Short problem: Identify, in the records below, every line where the string "entry" appears, and copy each such line.

Data lines:
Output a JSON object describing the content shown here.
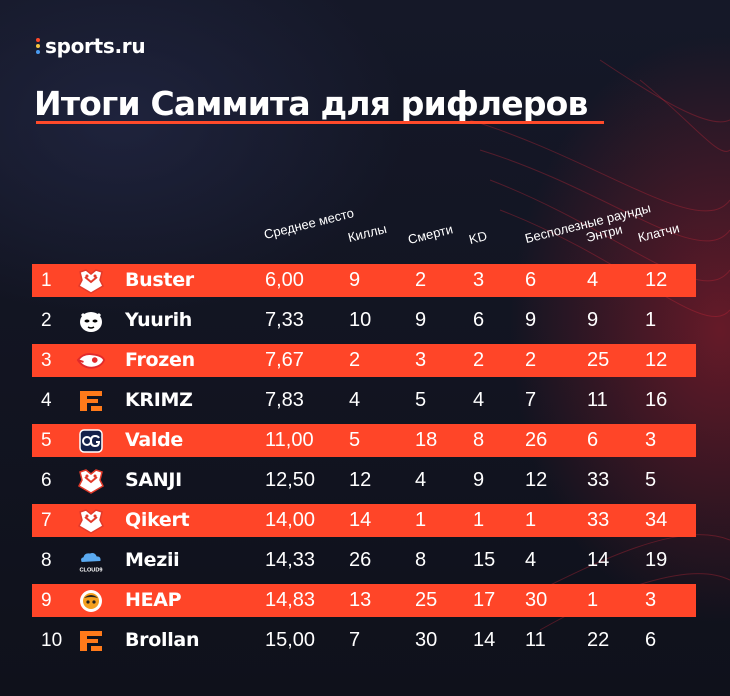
{
  "brand": {
    "name": "sports.ru",
    "dot_colors": [
      "#ff4a2a",
      "#f4c542",
      "#4a9cf2"
    ]
  },
  "title": "Итоги Саммита для рифлеров",
  "colors": {
    "accent": "#ff4528",
    "background": "#11131e",
    "text": "#ffffff"
  },
  "columns": [
    {
      "key": "avg_place",
      "label": "Среднее место"
    },
    {
      "key": "kills",
      "label": "Киллы"
    },
    {
      "key": "deaths",
      "label": "Смерти"
    },
    {
      "key": "kd",
      "label": "KD"
    },
    {
      "key": "useless_rounds",
      "label": "Бесполезные раунды"
    },
    {
      "key": "entry",
      "label": "Энтри"
    },
    {
      "key": "clutch",
      "label": "Клатчи"
    }
  ],
  "rows": [
    {
      "rank": "1",
      "team_icon": "virtus-pro-logo-icon",
      "player": "Buster",
      "avg_place": "6,00",
      "kills": "9",
      "deaths": "2",
      "kd": "3",
      "useless_rounds": "6",
      "entry": "4",
      "clutch": "12",
      "highlighted": true
    },
    {
      "rank": "2",
      "team_icon": "furia-logo-icon",
      "player": "Yuurih",
      "avg_place": "7,33",
      "kills": "10",
      "deaths": "9",
      "kd": "6",
      "useless_rounds": "9",
      "entry": "9",
      "clutch": "1",
      "highlighted": false
    },
    {
      "rank": "3",
      "team_icon": "mousesports-logo-icon",
      "player": "Frozen",
      "avg_place": "7,67",
      "kills": "2",
      "deaths": "3",
      "kd": "2",
      "useless_rounds": "2",
      "entry": "25",
      "clutch": "12",
      "highlighted": true
    },
    {
      "rank": "4",
      "team_icon": "fnatic-logo-icon",
      "player": "KRIMZ",
      "avg_place": "7,83",
      "kills": "4",
      "deaths": "5",
      "kd": "4",
      "useless_rounds": "7",
      "entry": "11",
      "clutch": "16",
      "highlighted": false
    },
    {
      "rank": "5",
      "team_icon": "og-logo-icon",
      "player": "Valde",
      "avg_place": "11,00",
      "kills": "5",
      "deaths": "18",
      "kd": "8",
      "useless_rounds": "26",
      "entry": "6",
      "clutch": "3",
      "highlighted": true
    },
    {
      "rank": "6",
      "team_icon": "virtus-pro-logo-icon",
      "player": "SANJI",
      "avg_place": "12,50",
      "kills": "12",
      "deaths": "4",
      "kd": "9",
      "useless_rounds": "12",
      "entry": "33",
      "clutch": "5",
      "highlighted": false
    },
    {
      "rank": "7",
      "team_icon": "virtus-pro-logo-icon",
      "player": "Qikert",
      "avg_place": "14,00",
      "kills": "14",
      "deaths": "1",
      "kd": "1",
      "useless_rounds": "1",
      "entry": "33",
      "clutch": "34",
      "highlighted": true
    },
    {
      "rank": "8",
      "team_icon": "cloud9-logo-icon",
      "player": "Mezii",
      "avg_place": "14,33",
      "kills": "26",
      "deaths": "8",
      "kd": "15",
      "useless_rounds": "4",
      "entry": "14",
      "clutch": "19",
      "highlighted": false
    },
    {
      "rank": "9",
      "team_icon": "heap-logo-icon",
      "player": "HEAP",
      "avg_place": "14,83",
      "kills": "13",
      "deaths": "25",
      "kd": "17",
      "useless_rounds": "30",
      "entry": "1",
      "clutch": "3",
      "highlighted": true
    },
    {
      "rank": "10",
      "team_icon": "fnatic-logo-icon",
      "player": "Brollan",
      "avg_place": "15,00",
      "kills": "7",
      "deaths": "30",
      "kd": "14",
      "useless_rounds": "11",
      "entry": "22",
      "clutch": "6",
      "highlighted": false
    }
  ]
}
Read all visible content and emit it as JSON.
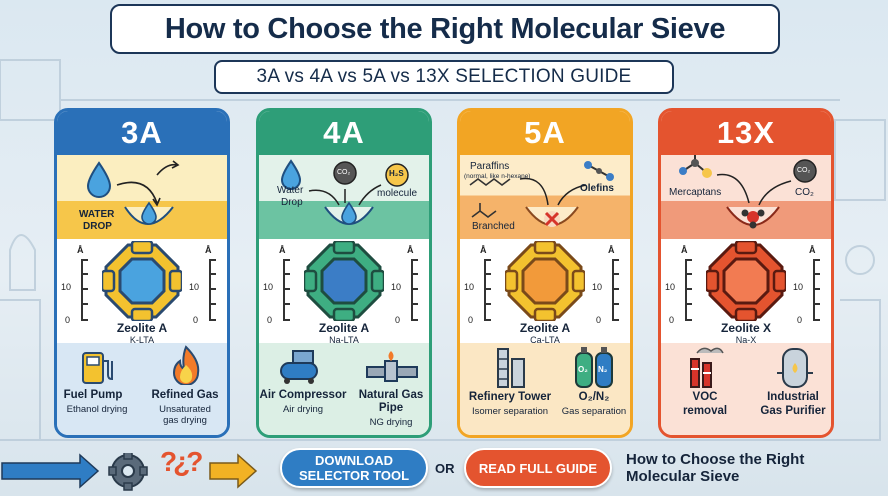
{
  "header": {
    "title": "How to Choose the Right Molecular Sieve",
    "subtitle": "3A vs 4A vs 5A vs 13X SELECTION GUIDE"
  },
  "colors": {
    "card_3a": "#2a70b8",
    "card_4a": "#2e9e78",
    "card_5a": "#f2a524",
    "card_13x": "#e4542f",
    "download_button": "#2f7dc4",
    "guide_button": "#e4542f"
  },
  "cards": [
    {
      "label": "3A",
      "molecules": {
        "m1": "WATER",
        "m2": "DROP"
      },
      "ruler": {
        "unit": "Å",
        "mid": "10",
        "zero": "0"
      },
      "zeolite": "Zeolite A",
      "framework": "K-LTA",
      "apps": [
        {
          "name": "Fuel Pump",
          "desc": "Ethanol drying",
          "icon": "fuel-pump-icon"
        },
        {
          "name": "Refined Gas",
          "desc": "Unsaturated gas drying",
          "desc1": "Unsaturated",
          "desc2": "gas drying",
          "icon": "flame-icon"
        }
      ]
    },
    {
      "label": "4A",
      "molecules": {
        "water1": "Water",
        "water2": "Drop",
        "co2": "CO₂",
        "h2s": "H₂S",
        "molecule": "molecule"
      },
      "ruler": {
        "unit": "Å",
        "mid": "10",
        "zero": "0"
      },
      "zeolite": "Zeolite A",
      "framework": "Na-LTA",
      "apps": [
        {
          "name": "Air Compressor",
          "desc": "Air drying",
          "icon": "air-compressor-icon"
        },
        {
          "name": "Natural Gas Pipe",
          "name1": "Natural Gas",
          "name2": "Pipe",
          "desc": "NG drying",
          "icon": "gas-pipe-icon"
        }
      ]
    },
    {
      "label": "5A",
      "molecules": {
        "paraffins": "Paraffins",
        "paraffins_note": "(normal, like n-hexane)",
        "olefins": "Olefins",
        "branched": "Branched"
      },
      "ruler": {
        "unit": "Å",
        "mid": "10",
        "zero": "0"
      },
      "zeolite": "Zeolite A",
      "framework": "Ca-LTA",
      "apps": [
        {
          "name": "Refinery Tower",
          "desc": "Isomer separation",
          "icon": "refinery-tower-icon"
        },
        {
          "name": "O₂/N₂",
          "desc": "Gas separation",
          "icon": "gas-cylinders-icon",
          "cyl1": "O₂",
          "cyl2": "N₂"
        }
      ]
    },
    {
      "label": "13X",
      "molecules": {
        "mercaptans": "Mercaptans",
        "co2_bubble": "CO₂",
        "co2": "CO₂"
      },
      "ruler": {
        "unit": "Å",
        "mid": "10",
        "zero": "0"
      },
      "zeolite": "Zeolite X",
      "framework": "Na-X",
      "apps": [
        {
          "name": "VOC removal",
          "name1": "VOC",
          "name2": "removal",
          "icon": "factory-icon"
        },
        {
          "name": "Industrial Gas Purifier",
          "name1": "Industrial",
          "name2": "Gas Purifier",
          "icon": "gas-purifier-icon"
        }
      ]
    }
  ],
  "footer": {
    "download_label_1": "DOWNLOAD",
    "download_label_2": "SELECTOR TOOL",
    "or": "OR",
    "guide_label": "READ FULL GUIDE",
    "title_1": "How to Choose the Right",
    "title_2": "Molecular Sieve",
    "question_marks": "?¿?"
  }
}
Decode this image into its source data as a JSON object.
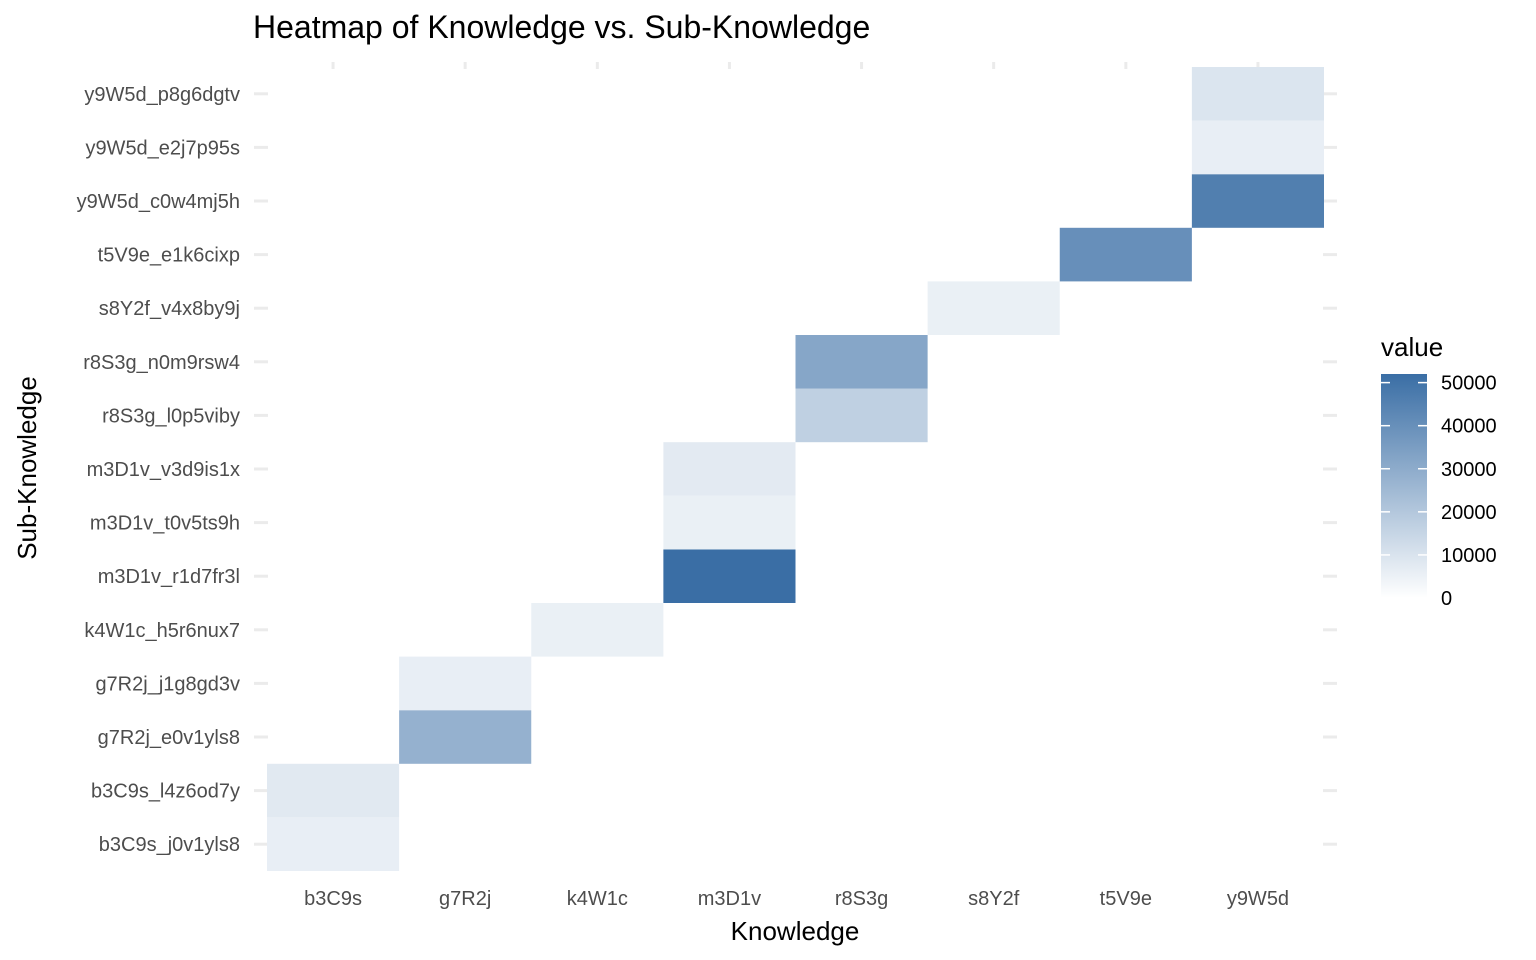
{
  "chart_data": {
    "type": "heatmap",
    "title": "Heatmap of Knowledge vs. Sub-Knowledge",
    "xlabel": "Knowledge",
    "ylabel": "Sub-Knowledge",
    "x_categories": [
      "b3C9s",
      "g7R2j",
      "k4W1c",
      "m3D1v",
      "r8S3g",
      "s8Y2f",
      "t5V9e",
      "y9W5d"
    ],
    "y_categories": [
      "b3C9s_j0v1yls8",
      "b3C9s_l4z6od7y",
      "g7R2j_e0v1yls8",
      "g7R2j_j1g8gd3v",
      "k4W1c_h5r6nux7",
      "m3D1v_r1d7fr3l",
      "m3D1v_t0v5ts9h",
      "m3D1v_v3d9is1x",
      "r8S3g_l0p5viby",
      "r8S3g_n0m9rsw4",
      "s8Y2f_v4x8by9j",
      "t5V9e_e1k6cixp",
      "y9W5d_c0w4mj5h",
      "y9W5d_e2j7p95s",
      "y9W5d_p8g6dgtv"
    ],
    "cells": [
      {
        "x": "b3C9s",
        "y": "b3C9s_j0v1yls8",
        "value": 6000
      },
      {
        "x": "b3C9s",
        "y": "b3C9s_l4z6od7y",
        "value": 8000
      },
      {
        "x": "g7R2j",
        "y": "g7R2j_e0v1yls8",
        "value": 28000
      },
      {
        "x": "g7R2j",
        "y": "g7R2j_j1g8gd3v",
        "value": 6000
      },
      {
        "x": "k4W1c",
        "y": "k4W1c_h5r6nux7",
        "value": 5500
      },
      {
        "x": "m3D1v",
        "y": "m3D1v_r1d7fr3l",
        "value": 52000
      },
      {
        "x": "m3D1v",
        "y": "m3D1v_t0v5ts9h",
        "value": 5500
      },
      {
        "x": "m3D1v",
        "y": "m3D1v_v3d9is1x",
        "value": 7500
      },
      {
        "x": "r8S3g",
        "y": "r8S3g_l0p5viby",
        "value": 17000
      },
      {
        "x": "r8S3g",
        "y": "r8S3g_n0m9rsw4",
        "value": 32000
      },
      {
        "x": "s8Y2f",
        "y": "s8Y2f_v4x8by9j",
        "value": 5500
      },
      {
        "x": "t5V9e",
        "y": "t5V9e_e1k6cixp",
        "value": 40000
      },
      {
        "x": "y9W5d",
        "y": "y9W5d_c0w4mj5h",
        "value": 46000
      },
      {
        "x": "y9W5d",
        "y": "y9W5d_e2j7p95s",
        "value": 6000
      },
      {
        "x": "y9W5d",
        "y": "y9W5d_p8g6dgtv",
        "value": 9500
      }
    ],
    "legend": {
      "title": "value",
      "min": 0,
      "max": 52000,
      "ticks": [
        {
          "value": 0,
          "label": "0"
        },
        {
          "value": 10000,
          "label": "10000"
        },
        {
          "value": 20000,
          "label": "20000"
        },
        {
          "value": 30000,
          "label": "30000"
        },
        {
          "value": 40000,
          "label": "40000"
        },
        {
          "value": 50000,
          "label": "50000"
        }
      ],
      "position": "right"
    },
    "colors": {
      "low": "#ffffff",
      "high": "#3a6ea5",
      "grid": "#ebebeb"
    }
  }
}
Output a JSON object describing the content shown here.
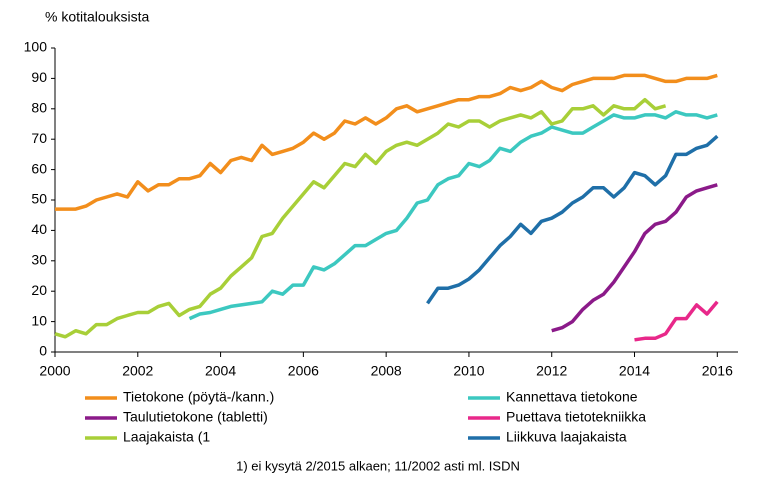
{
  "chart_data": {
    "type": "line",
    "y_label": "% kotitalouksista",
    "footnote": "1) ei kysytä 2/2015 alkaen;  11/2002 asti ml. ISDN",
    "x": [
      2000,
      2000.25,
      2000.5,
      2000.75,
      2001,
      2001.25,
      2001.5,
      2001.75,
      2002,
      2002.25,
      2002.5,
      2002.75,
      2003,
      2003.25,
      2003.5,
      2003.75,
      2004,
      2004.25,
      2004.5,
      2004.75,
      2005,
      2005.25,
      2005.5,
      2005.75,
      2006,
      2006.25,
      2006.5,
      2006.75,
      2007,
      2007.25,
      2007.5,
      2007.75,
      2008,
      2008.25,
      2008.5,
      2008.75,
      2009,
      2009.25,
      2009.5,
      2009.75,
      2010,
      2010.25,
      2010.5,
      2010.75,
      2011,
      2011.25,
      2011.5,
      2011.75,
      2012,
      2012.25,
      2012.5,
      2012.75,
      2013,
      2013.25,
      2013.5,
      2013.75,
      2014,
      2014.25,
      2014.5,
      2014.75,
      2015,
      2015.25,
      2015.5,
      2015.75,
      2016
    ],
    "series": [
      {
        "name": "Tietokone (pöytä-/kann.)",
        "color": "#f28e1c",
        "values": [
          47,
          47,
          47,
          48,
          50,
          51,
          52,
          51,
          56,
          53,
          55,
          55,
          57,
          57,
          58,
          62,
          59,
          63,
          64,
          63,
          68,
          65,
          66,
          67,
          69,
          72,
          70,
          72,
          76,
          75,
          77,
          75,
          77,
          80,
          81,
          79,
          80,
          81,
          82,
          83,
          83,
          84,
          84,
          85,
          87,
          86,
          87,
          89,
          87,
          86,
          88,
          89,
          90,
          90,
          90,
          91,
          91,
          91,
          90,
          89,
          89,
          90,
          90,
          90,
          91
        ]
      },
      {
        "name": "Kannettava tietokone",
        "color": "#3cc8c0",
        "values": [
          null,
          null,
          null,
          null,
          null,
          null,
          null,
          null,
          null,
          null,
          null,
          null,
          null,
          11,
          12.5,
          13,
          14,
          15,
          15.5,
          16,
          16.5,
          20,
          19,
          22,
          22,
          28,
          27,
          29,
          32,
          35,
          35,
          37,
          39,
          40,
          44,
          49,
          50,
          55,
          57,
          58,
          62,
          61,
          63,
          67,
          66,
          69,
          71,
          72,
          74,
          73,
          72,
          72,
          74,
          76,
          78,
          77,
          77,
          78,
          78,
          77,
          79,
          78,
          78,
          77,
          78
        ]
      },
      {
        "name": "Taulutietokone (tabletti)",
        "color": "#8b1a89",
        "values": [
          null,
          null,
          null,
          null,
          null,
          null,
          null,
          null,
          null,
          null,
          null,
          null,
          null,
          null,
          null,
          null,
          null,
          null,
          null,
          null,
          null,
          null,
          null,
          null,
          null,
          null,
          null,
          null,
          null,
          null,
          null,
          null,
          null,
          null,
          null,
          null,
          null,
          null,
          null,
          null,
          null,
          null,
          null,
          null,
          null,
          null,
          null,
          null,
          7,
          8,
          10,
          14,
          17,
          19,
          23,
          28,
          33,
          39,
          42,
          43,
          46,
          51,
          53,
          54,
          55
        ]
      },
      {
        "name": "Puettava tietotekniikka",
        "color": "#e8288a",
        "values": [
          null,
          null,
          null,
          null,
          null,
          null,
          null,
          null,
          null,
          null,
          null,
          null,
          null,
          null,
          null,
          null,
          null,
          null,
          null,
          null,
          null,
          null,
          null,
          null,
          null,
          null,
          null,
          null,
          null,
          null,
          null,
          null,
          null,
          null,
          null,
          null,
          null,
          null,
          null,
          null,
          null,
          null,
          null,
          null,
          null,
          null,
          null,
          null,
          null,
          null,
          null,
          null,
          null,
          null,
          null,
          null,
          4,
          4.5,
          4.5,
          6,
          11,
          11,
          15.5,
          12.5,
          16.5
        ]
      },
      {
        "name": "Laajakaista (1",
        "color": "#a8cf38",
        "values": [
          6,
          5,
          7,
          6,
          9,
          9,
          11,
          12,
          13,
          13,
          15,
          16,
          12,
          14,
          15,
          19,
          21,
          25,
          28,
          31,
          38,
          39,
          44,
          48,
          52,
          56,
          54,
          58,
          62,
          61,
          65,
          62,
          66,
          68,
          69,
          68,
          70,
          72,
          75,
          74,
          76,
          76,
          74,
          76,
          77,
          78,
          77,
          79,
          75,
          76,
          80,
          80,
          81,
          78,
          81,
          80,
          80,
          83,
          80,
          81,
          null,
          null,
          null,
          null,
          null
        ]
      },
      {
        "name": "Liikkuva laajakaista",
        "color": "#1f6fa8",
        "values": [
          null,
          null,
          null,
          null,
          null,
          null,
          null,
          null,
          null,
          null,
          null,
          null,
          null,
          null,
          null,
          null,
          null,
          null,
          null,
          null,
          null,
          null,
          null,
          null,
          null,
          null,
          null,
          null,
          null,
          null,
          null,
          null,
          null,
          null,
          null,
          null,
          16,
          21,
          21,
          22,
          24,
          27,
          31,
          35,
          38,
          42,
          39,
          43,
          44,
          46,
          49,
          51,
          54,
          54,
          51,
          54,
          59,
          58,
          55,
          58,
          65,
          65,
          67,
          68,
          71
        ]
      }
    ],
    "xlim": [
      2000,
      2016.5
    ],
    "xticks": [
      2000,
      2002,
      2004,
      2006,
      2008,
      2010,
      2012,
      2014,
      2016
    ],
    "ylim": [
      0,
      100
    ],
    "yticks": [
      0,
      10,
      20,
      30,
      40,
      50,
      60,
      70,
      80,
      90,
      100
    ],
    "grid": false
  }
}
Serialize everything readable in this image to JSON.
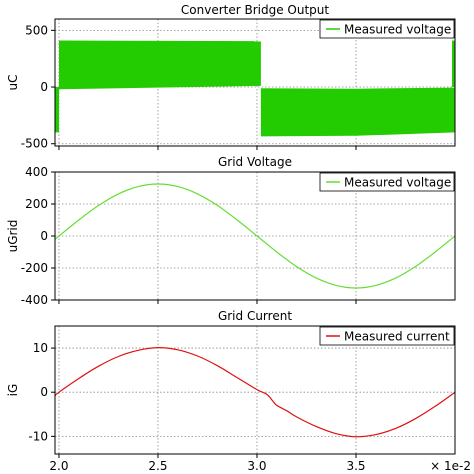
{
  "chart_data": [
    {
      "type": "line",
      "title": "Converter Bridge Output",
      "ylabel": "uC",
      "xlim": [
        1.98,
        4.0
      ],
      "ylim": [
        -520,
        600
      ],
      "yticks": [
        500,
        0,
        -500
      ],
      "grid": true,
      "legend_position": "top-right",
      "series": [
        {
          "name": "Measured voltage",
          "color": "#22cc00",
          "style": "pwm-band",
          "envelope": [
            {
              "from": 1.98,
              "to": 2.0,
              "top": 0,
              "bottom": -400
            },
            {
              "from": 2.0,
              "to": 3.02,
              "top_start": 410,
              "top_end": 405,
              "bottom_start": -20,
              "bottom_end": 10
            },
            {
              "from": 3.02,
              "to": 3.5,
              "top_start": -10,
              "top_end": -15,
              "bottom_start": -435,
              "bottom_end": -430
            },
            {
              "from": 3.5,
              "to": 4.0,
              "top_start": -15,
              "top_end": -5,
              "bottom_start": -430,
              "bottom_end": -400
            }
          ],
          "tail_spike": {
            "x": 3.99,
            "top": 410,
            "bottom": 0
          }
        }
      ]
    },
    {
      "type": "line",
      "title": "Grid Voltage",
      "ylabel": "uGrid",
      "xlim": [
        1.98,
        4.0
      ],
      "ylim": [
        -400,
        400
      ],
      "yticks": [
        400,
        200,
        0,
        -200,
        -400
      ],
      "grid": true,
      "legend_position": "top-right",
      "series": [
        {
          "name": "Measured voltage",
          "color": "#66dd33",
          "x": [
            1.98,
            2.0,
            2.1,
            2.2,
            2.3,
            2.4,
            2.5,
            2.6,
            2.7,
            2.8,
            2.9,
            3.0,
            3.1,
            3.2,
            3.3,
            3.4,
            3.5,
            3.6,
            3.7,
            3.8,
            3.9,
            4.0
          ],
          "values": [
            -20,
            0,
            100,
            191,
            263,
            309,
            325,
            309,
            263,
            191,
            100,
            0,
            -100,
            -191,
            -263,
            -309,
            -325,
            -309,
            -263,
            -191,
            -100,
            0
          ]
        }
      ]
    },
    {
      "type": "line",
      "title": "Grid Current",
      "ylabel": "iG",
      "xlim": [
        1.98,
        4.0
      ],
      "ylim": [
        -14,
        15
      ],
      "yticks": [
        10,
        0,
        -10
      ],
      "grid": true,
      "legend_position": "top-right",
      "series": [
        {
          "name": "Measured current",
          "color": "#e01010",
          "x": [
            1.98,
            2.0,
            2.1,
            2.2,
            2.3,
            2.4,
            2.5,
            2.6,
            2.7,
            2.8,
            2.9,
            3.0,
            3.05,
            3.08,
            3.1,
            3.15,
            3.2,
            3.3,
            3.4,
            3.5,
            3.6,
            3.7,
            3.8,
            3.9,
            4.0
          ],
          "values": [
            -0.8,
            0,
            3.1,
            5.9,
            8.1,
            9.5,
            10.1,
            9.6,
            8.2,
            6.0,
            3.3,
            0.6,
            -0.5,
            -2.0,
            -3.0,
            -4.2,
            -5.6,
            -7.8,
            -9.4,
            -10.1,
            -9.6,
            -8.2,
            -6.0,
            -3.2,
            0
          ]
        }
      ]
    }
  ],
  "x_axis": {
    "ticks": [
      2.0,
      2.5,
      3.0,
      3.5
    ],
    "tick_labels": [
      "2.0",
      "2.5",
      "3.0",
      "3.5"
    ],
    "multiplier": "× 1e-2"
  }
}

Task solution:
      "key": "entry",
      "entry": "4",
      "entry": "9",
      "entry": "25",
      "entry": "11",
      "entry": "6",
      "entry": "33",
      "entry": "33",
      "entry": "14",
      "entry": "1",
      "entry": "22",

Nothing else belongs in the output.